### The task
Using the entries that follow, collect the lines where the word "CASH" appears.

### Material provided

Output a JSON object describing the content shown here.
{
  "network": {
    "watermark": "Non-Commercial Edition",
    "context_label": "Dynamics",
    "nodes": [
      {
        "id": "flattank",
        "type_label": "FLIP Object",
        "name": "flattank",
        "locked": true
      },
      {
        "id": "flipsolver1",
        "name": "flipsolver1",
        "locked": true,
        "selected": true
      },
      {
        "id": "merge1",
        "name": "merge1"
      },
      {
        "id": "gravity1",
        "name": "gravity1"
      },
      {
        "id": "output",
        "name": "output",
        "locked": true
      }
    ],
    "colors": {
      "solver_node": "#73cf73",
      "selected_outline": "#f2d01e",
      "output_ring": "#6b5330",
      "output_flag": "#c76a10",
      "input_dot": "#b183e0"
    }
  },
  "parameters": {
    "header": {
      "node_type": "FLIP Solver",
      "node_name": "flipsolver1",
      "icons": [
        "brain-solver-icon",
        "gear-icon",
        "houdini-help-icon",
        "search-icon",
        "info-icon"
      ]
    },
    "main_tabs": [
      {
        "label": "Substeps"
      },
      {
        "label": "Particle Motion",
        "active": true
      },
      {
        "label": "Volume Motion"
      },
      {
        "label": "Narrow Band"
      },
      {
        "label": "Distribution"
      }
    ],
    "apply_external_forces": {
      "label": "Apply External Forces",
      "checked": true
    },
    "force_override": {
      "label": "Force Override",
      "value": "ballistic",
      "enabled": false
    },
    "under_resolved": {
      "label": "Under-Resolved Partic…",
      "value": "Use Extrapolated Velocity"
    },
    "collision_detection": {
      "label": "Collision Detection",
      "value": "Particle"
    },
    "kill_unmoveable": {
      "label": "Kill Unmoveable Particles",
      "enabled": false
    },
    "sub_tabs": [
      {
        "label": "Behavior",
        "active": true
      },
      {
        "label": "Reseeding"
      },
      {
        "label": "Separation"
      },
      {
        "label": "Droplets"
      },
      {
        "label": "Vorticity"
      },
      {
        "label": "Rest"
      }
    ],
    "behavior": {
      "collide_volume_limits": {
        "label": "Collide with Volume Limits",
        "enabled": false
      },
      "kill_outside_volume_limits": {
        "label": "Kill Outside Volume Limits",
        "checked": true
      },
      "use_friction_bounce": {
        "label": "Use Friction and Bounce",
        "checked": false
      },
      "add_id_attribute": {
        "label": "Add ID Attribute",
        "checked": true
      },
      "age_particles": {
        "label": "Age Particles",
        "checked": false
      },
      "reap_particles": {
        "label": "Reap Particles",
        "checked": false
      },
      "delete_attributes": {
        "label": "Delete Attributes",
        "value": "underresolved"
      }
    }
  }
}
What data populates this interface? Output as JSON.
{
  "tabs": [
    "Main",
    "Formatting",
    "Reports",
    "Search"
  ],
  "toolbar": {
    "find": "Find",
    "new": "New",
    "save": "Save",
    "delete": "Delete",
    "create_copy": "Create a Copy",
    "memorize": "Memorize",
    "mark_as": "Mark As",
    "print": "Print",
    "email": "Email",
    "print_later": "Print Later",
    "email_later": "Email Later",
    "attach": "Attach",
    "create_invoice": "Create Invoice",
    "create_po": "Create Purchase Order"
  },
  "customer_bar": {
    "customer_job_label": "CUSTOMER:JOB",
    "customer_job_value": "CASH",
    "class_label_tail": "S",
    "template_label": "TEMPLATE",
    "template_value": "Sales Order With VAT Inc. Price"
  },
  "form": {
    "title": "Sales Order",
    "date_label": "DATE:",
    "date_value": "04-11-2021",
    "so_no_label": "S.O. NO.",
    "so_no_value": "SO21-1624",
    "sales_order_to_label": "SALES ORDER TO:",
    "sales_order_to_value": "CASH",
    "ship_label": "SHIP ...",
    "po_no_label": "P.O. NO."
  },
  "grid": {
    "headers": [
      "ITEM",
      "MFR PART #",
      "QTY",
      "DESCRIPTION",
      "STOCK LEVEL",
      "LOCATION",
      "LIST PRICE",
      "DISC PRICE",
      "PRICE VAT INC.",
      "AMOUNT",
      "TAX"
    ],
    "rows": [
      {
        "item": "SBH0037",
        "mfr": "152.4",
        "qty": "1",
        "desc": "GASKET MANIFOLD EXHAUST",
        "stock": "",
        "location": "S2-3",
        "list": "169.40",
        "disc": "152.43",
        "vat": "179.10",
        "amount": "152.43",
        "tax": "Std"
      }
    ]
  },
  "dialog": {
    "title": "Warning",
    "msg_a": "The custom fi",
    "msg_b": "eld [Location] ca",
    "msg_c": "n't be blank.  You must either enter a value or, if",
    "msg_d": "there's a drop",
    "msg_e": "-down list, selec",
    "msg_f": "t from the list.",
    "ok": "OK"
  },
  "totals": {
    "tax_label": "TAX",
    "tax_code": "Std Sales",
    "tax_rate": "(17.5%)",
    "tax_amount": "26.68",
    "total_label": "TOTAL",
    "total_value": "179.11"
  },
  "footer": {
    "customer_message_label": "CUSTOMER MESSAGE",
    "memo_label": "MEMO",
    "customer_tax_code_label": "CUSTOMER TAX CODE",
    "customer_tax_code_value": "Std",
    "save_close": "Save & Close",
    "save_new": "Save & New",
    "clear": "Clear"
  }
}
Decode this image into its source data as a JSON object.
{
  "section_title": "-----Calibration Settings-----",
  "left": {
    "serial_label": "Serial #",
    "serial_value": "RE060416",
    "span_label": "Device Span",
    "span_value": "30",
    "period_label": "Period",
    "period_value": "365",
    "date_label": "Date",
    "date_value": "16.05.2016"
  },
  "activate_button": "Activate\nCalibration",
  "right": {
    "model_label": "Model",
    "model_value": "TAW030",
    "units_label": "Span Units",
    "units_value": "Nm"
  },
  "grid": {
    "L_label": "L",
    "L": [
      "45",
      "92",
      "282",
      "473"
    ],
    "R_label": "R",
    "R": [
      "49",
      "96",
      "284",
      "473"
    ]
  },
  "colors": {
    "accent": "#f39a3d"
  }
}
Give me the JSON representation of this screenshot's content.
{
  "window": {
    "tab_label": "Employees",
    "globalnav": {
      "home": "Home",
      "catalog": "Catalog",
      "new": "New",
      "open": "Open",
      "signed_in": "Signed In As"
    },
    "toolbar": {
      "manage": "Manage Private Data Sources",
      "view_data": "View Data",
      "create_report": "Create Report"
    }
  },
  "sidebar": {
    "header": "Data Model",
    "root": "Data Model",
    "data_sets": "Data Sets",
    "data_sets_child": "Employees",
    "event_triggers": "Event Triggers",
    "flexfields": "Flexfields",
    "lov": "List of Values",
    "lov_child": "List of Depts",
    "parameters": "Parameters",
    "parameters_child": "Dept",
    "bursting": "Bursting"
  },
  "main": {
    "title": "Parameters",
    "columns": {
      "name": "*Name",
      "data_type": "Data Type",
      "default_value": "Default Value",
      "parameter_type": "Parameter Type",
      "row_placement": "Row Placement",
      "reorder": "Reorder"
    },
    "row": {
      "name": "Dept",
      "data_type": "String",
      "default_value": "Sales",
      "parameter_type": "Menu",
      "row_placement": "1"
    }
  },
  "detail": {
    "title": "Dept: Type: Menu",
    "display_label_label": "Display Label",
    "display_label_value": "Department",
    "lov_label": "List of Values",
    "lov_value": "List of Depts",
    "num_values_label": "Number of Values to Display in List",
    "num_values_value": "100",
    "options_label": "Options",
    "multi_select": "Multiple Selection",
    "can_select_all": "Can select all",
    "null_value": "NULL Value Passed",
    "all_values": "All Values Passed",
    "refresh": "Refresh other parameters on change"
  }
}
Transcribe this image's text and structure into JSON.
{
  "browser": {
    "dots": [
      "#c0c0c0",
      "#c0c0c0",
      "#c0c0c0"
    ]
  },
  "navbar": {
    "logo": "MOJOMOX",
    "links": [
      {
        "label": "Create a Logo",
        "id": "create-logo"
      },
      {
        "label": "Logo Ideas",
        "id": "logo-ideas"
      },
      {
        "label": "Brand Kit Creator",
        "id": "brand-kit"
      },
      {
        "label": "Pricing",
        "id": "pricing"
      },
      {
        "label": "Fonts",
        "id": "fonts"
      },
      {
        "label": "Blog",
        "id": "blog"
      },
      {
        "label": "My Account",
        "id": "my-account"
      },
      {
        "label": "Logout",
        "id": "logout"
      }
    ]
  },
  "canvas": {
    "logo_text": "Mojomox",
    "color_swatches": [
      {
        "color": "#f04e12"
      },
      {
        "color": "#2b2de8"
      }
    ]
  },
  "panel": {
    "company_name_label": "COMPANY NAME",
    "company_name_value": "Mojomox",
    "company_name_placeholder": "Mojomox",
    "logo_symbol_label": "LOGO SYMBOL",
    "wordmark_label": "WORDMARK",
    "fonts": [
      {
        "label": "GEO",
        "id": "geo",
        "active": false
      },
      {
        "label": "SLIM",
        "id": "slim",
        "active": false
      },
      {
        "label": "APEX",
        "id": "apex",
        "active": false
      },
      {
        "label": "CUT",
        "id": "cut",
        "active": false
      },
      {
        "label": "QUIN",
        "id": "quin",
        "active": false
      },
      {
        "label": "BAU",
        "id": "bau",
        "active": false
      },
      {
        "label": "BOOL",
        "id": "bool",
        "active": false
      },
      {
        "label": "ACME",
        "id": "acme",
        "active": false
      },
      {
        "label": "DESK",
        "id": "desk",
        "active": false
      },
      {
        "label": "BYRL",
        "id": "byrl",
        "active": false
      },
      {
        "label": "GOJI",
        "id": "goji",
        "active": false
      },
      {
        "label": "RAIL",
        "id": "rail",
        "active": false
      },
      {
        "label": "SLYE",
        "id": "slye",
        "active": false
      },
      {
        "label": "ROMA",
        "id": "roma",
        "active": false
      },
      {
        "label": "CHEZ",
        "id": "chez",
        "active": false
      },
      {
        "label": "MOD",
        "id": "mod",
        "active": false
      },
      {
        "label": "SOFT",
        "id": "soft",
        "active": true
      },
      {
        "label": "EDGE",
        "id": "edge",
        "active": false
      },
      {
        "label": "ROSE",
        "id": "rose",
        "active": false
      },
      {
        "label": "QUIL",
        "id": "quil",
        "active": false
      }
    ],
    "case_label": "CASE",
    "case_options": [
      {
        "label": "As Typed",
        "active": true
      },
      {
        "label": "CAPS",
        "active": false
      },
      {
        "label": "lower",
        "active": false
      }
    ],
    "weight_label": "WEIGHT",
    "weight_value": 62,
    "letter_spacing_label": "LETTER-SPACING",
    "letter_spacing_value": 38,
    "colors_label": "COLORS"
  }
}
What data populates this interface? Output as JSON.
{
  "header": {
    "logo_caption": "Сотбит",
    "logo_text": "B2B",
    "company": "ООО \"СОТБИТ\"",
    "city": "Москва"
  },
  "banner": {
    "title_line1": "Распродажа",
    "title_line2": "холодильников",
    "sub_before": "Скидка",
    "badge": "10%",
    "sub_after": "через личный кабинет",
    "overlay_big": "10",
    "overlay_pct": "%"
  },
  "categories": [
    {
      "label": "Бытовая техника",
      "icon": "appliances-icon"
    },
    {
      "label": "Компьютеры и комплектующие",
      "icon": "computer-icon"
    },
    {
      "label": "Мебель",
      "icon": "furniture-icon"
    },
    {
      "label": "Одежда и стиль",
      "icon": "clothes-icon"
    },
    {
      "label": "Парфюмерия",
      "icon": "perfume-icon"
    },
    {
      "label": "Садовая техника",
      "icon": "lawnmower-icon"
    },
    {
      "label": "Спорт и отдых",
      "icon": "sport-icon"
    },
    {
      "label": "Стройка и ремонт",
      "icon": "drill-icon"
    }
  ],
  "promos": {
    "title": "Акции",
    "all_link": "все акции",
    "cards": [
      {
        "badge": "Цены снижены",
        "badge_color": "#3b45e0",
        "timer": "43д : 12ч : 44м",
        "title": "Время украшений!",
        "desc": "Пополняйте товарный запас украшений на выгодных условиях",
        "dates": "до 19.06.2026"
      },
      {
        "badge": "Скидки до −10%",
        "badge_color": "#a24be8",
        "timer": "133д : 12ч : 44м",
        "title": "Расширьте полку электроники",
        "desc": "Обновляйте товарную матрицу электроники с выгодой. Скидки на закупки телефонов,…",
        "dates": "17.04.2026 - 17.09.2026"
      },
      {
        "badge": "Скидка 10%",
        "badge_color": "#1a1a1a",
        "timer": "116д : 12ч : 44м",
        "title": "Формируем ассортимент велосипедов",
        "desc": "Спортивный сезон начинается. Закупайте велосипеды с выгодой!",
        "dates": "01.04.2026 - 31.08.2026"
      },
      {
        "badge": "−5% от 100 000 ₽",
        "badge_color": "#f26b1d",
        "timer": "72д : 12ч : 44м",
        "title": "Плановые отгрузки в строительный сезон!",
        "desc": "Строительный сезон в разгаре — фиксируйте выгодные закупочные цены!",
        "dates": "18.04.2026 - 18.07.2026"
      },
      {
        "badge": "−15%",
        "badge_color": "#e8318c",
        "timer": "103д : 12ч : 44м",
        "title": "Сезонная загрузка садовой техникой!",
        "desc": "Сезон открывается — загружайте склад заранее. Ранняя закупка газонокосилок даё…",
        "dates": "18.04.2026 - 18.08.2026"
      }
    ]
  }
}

### Output below
    "customer_job_value": "CASH",
    "sales_order_to_value": "CASH",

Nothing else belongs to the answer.